**Exercise:**
Give every line from the entries that contains "مجید".

-- begin Input data --

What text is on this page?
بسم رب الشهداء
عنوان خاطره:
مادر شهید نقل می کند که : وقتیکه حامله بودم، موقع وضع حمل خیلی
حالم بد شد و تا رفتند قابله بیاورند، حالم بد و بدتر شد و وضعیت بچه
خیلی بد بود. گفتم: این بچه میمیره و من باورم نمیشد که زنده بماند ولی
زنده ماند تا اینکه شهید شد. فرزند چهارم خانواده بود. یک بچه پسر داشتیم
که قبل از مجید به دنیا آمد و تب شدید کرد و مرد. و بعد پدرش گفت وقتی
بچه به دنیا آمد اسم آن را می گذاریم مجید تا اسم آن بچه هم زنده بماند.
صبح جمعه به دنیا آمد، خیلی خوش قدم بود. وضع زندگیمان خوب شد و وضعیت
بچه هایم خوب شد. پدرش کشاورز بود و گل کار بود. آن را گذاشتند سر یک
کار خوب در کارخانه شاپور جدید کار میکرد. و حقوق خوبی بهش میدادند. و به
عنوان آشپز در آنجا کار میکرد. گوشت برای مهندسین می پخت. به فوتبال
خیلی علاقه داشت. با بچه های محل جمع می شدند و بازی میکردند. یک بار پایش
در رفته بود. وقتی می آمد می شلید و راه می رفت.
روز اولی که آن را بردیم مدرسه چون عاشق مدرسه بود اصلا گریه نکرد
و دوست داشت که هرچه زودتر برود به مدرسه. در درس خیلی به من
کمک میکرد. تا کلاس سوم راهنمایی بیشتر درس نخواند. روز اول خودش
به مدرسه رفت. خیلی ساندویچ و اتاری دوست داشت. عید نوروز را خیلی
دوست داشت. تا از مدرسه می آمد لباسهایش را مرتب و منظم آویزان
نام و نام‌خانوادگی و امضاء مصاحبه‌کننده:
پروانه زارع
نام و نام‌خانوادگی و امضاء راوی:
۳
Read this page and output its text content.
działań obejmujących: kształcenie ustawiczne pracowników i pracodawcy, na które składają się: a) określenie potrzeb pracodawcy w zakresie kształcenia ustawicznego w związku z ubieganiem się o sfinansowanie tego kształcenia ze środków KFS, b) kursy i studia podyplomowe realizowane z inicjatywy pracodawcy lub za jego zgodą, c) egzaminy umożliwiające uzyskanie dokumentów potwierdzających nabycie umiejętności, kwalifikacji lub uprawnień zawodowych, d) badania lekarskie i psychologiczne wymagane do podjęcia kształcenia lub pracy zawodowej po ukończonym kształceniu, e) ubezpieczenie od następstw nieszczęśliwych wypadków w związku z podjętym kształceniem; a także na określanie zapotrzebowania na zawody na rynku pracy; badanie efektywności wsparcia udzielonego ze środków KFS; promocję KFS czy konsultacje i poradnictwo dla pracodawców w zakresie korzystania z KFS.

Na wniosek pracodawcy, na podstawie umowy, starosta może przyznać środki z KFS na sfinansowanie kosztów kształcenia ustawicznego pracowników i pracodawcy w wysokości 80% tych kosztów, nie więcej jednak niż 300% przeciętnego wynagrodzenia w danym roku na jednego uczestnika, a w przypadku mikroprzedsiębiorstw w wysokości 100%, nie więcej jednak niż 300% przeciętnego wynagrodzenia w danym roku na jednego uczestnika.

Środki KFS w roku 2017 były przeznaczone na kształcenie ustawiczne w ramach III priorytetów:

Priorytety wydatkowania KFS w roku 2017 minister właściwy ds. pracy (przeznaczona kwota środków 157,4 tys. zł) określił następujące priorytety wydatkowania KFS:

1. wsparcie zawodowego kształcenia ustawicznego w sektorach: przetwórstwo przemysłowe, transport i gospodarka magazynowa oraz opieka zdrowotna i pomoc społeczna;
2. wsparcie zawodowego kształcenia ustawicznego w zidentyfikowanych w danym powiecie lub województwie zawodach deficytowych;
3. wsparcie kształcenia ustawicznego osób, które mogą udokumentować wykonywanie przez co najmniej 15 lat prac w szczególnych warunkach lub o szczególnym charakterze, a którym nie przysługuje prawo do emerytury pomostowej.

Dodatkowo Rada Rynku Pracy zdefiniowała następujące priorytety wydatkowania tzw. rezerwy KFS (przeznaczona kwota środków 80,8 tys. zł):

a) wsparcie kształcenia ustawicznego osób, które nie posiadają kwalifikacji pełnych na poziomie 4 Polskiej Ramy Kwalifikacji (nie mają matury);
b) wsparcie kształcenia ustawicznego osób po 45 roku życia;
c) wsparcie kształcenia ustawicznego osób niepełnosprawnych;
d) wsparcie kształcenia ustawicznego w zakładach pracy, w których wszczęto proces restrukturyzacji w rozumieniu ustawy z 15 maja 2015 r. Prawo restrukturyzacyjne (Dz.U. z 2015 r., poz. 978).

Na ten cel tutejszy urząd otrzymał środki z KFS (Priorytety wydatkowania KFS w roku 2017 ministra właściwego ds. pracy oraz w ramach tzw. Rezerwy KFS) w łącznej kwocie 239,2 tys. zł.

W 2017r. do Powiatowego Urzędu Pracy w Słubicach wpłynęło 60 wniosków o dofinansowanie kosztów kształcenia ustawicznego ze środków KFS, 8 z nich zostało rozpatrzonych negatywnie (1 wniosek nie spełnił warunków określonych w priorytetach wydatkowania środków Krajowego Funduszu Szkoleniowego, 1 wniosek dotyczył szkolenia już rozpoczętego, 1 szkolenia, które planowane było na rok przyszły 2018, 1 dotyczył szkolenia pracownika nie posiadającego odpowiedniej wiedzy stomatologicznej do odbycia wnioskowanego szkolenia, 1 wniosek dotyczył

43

-- end Input data --

**Task result:**
که قبل از مجید به دنیا آمد و تب شدید کرد و مرد. و بعد پدرش گفت وقتی
بچه به دنیا آمد اسم آن را می گذاریم مجید تا اسم آن بچه هم زنده بماند.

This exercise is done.